Exercise details.
Each line that contains "values" needs to be copied from the listing.

Excerpted records.

BEGIN

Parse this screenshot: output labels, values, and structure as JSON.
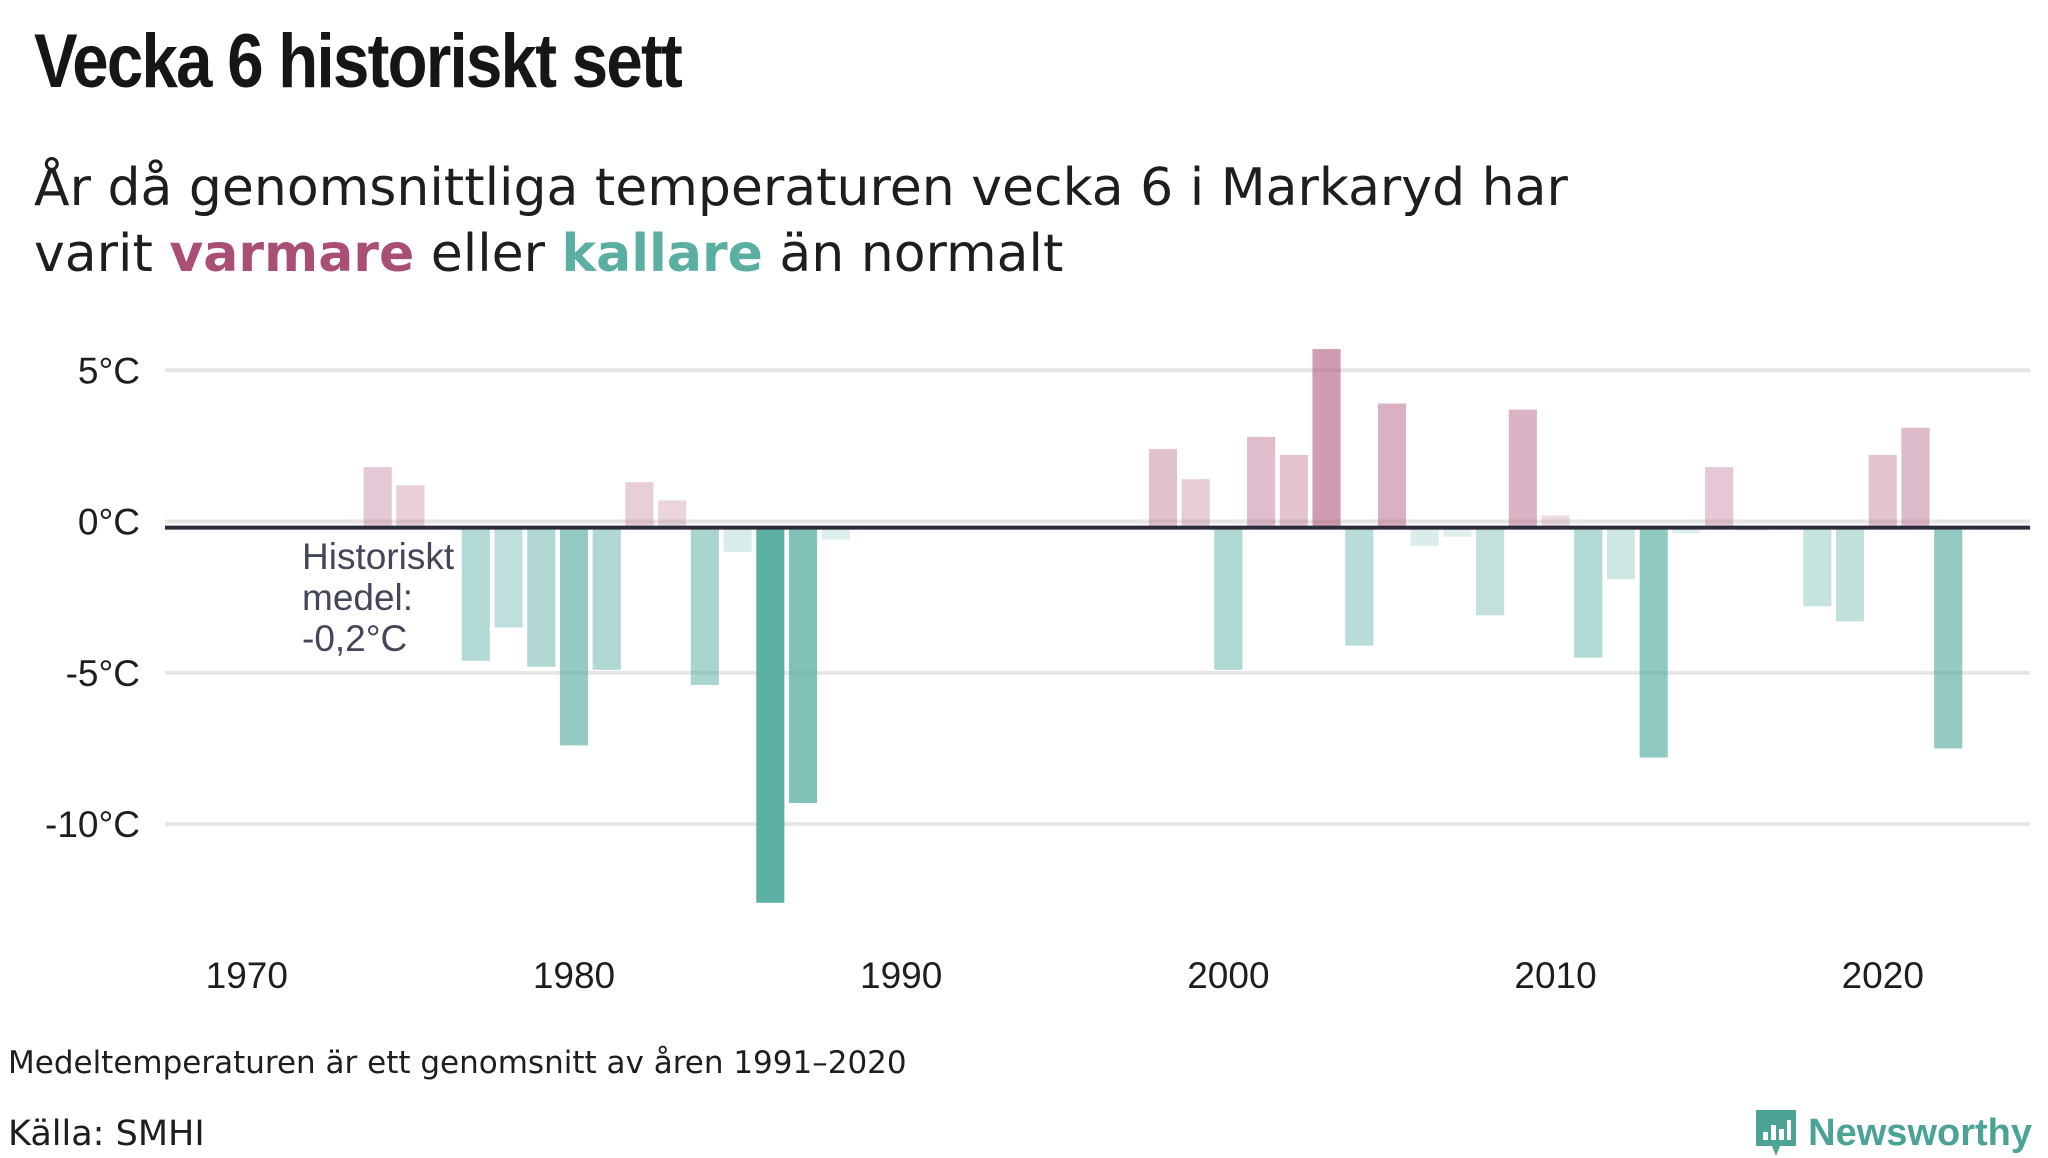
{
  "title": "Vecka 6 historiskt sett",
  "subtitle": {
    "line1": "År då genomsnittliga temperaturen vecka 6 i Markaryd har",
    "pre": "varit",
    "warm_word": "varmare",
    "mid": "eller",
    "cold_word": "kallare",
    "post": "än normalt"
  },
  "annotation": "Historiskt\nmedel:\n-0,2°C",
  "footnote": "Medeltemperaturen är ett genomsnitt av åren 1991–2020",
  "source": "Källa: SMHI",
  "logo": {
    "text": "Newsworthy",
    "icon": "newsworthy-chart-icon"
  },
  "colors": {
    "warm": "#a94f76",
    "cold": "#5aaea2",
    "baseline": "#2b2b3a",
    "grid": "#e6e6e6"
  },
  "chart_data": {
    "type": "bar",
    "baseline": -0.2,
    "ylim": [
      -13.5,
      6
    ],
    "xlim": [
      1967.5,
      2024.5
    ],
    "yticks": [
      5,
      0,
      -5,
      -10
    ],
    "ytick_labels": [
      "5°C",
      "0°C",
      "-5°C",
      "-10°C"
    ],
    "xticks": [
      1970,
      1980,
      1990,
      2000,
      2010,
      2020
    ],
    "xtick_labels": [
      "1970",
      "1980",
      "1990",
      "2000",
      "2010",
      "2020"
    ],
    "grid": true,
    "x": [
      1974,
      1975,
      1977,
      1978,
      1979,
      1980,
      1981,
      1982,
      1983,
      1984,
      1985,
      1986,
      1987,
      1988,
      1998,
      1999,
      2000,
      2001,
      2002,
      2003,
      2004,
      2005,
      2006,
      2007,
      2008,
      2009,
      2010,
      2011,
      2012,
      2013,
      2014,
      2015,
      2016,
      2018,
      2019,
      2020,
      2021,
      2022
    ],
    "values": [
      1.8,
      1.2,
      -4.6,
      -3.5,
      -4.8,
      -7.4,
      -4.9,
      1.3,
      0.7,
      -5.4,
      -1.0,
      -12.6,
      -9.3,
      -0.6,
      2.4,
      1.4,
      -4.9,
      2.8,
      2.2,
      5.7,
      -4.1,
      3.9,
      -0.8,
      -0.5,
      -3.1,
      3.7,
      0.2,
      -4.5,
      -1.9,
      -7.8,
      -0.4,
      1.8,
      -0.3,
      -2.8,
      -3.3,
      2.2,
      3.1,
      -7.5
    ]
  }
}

END

Task result.
Parse this screenshot: output labels, values, and structure as JSON.
    "values": [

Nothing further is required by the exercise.